-------- THE DATA --------

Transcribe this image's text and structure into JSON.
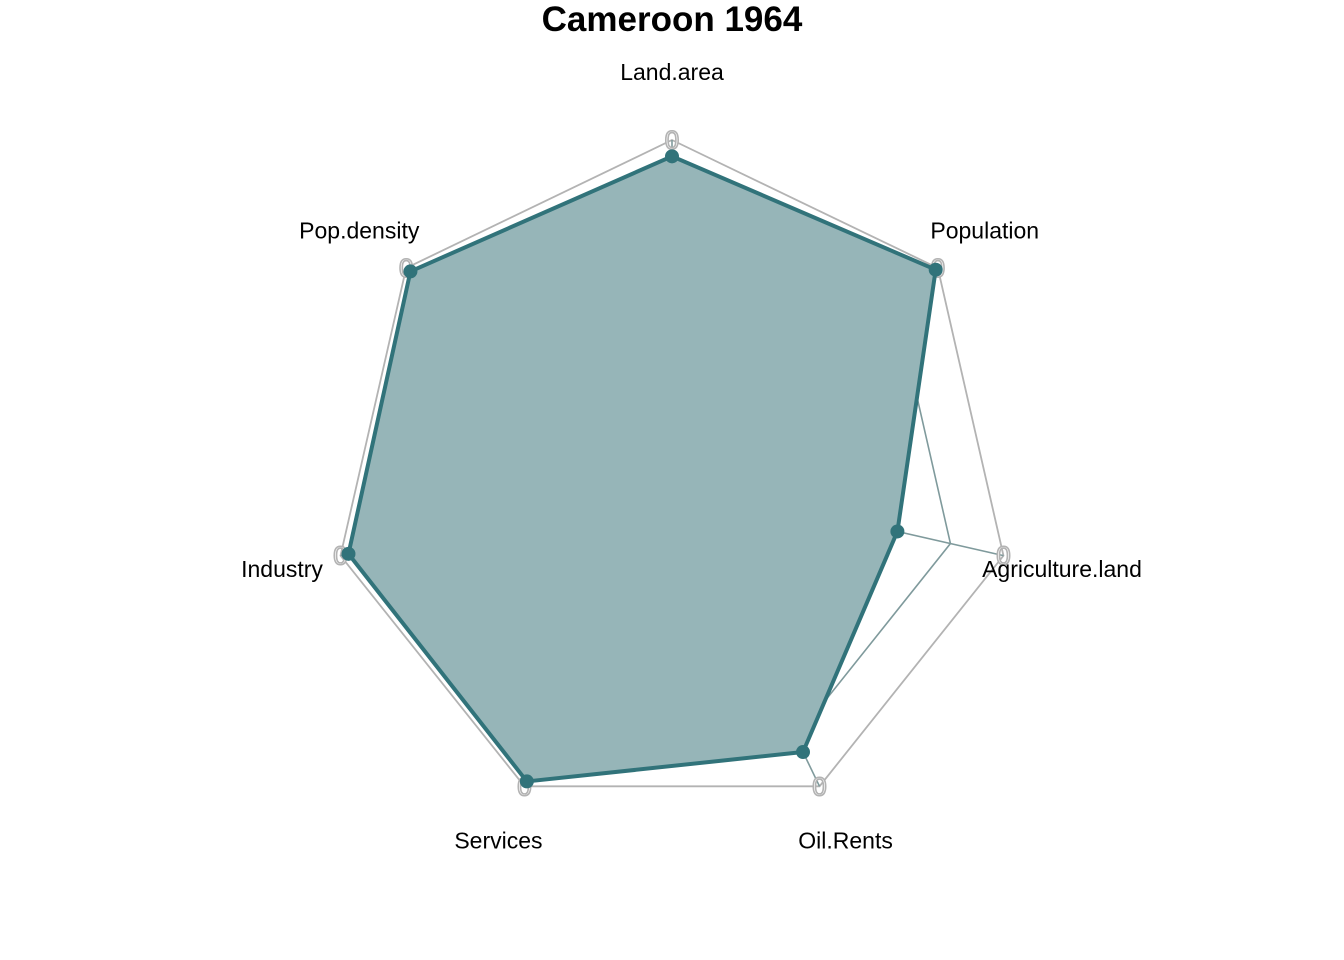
{
  "colors": {
    "series": "#31737a",
    "fill": "#96b5b8",
    "grid": "#7f9a9c",
    "frame": "#b3b3b3"
  },
  "chart_data": {
    "type": "radar",
    "title": "Cameroon 1964",
    "axes": [
      "Land.area",
      "Population",
      "Agriculture.land",
      "Oil.Rents",
      "Services",
      "Industry",
      "Pop.density"
    ],
    "axis_max_label": "0",
    "rlim": [
      0,
      1
    ],
    "grid_levels": [
      0.2,
      0.4,
      0.6,
      0.8,
      1.0
    ],
    "series": [
      {
        "values": [
          0.94,
          0.99,
          0.6,
          0.86,
          0.98,
          0.97,
          0.98
        ]
      }
    ]
  }
}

--------

WHAT TO DO => Copy the records exactly. Skip the pictures.

RESPONSE =>
Transcribe this image's text and structure into JSON.
{
  "colors": {
    "series": "#31737a",
    "fill": "#96b5b8",
    "grid": "#7f9a9c",
    "frame": "#b3b3b3"
  },
  "chart_data": {
    "type": "radar",
    "title": "Cameroon 1964",
    "axes": [
      "Land.area",
      "Population",
      "Agriculture.land",
      "Oil.Rents",
      "Services",
      "Industry",
      "Pop.density"
    ],
    "axis_max_label": "0",
    "rlim": [
      0,
      1
    ],
    "grid_levels": [
      0.2,
      0.4,
      0.6,
      0.8,
      1.0
    ],
    "series": [
      {
        "values": [
          0.94,
          0.99,
          0.6,
          0.86,
          0.98,
          0.97,
          0.98
        ]
      }
    ]
  }
}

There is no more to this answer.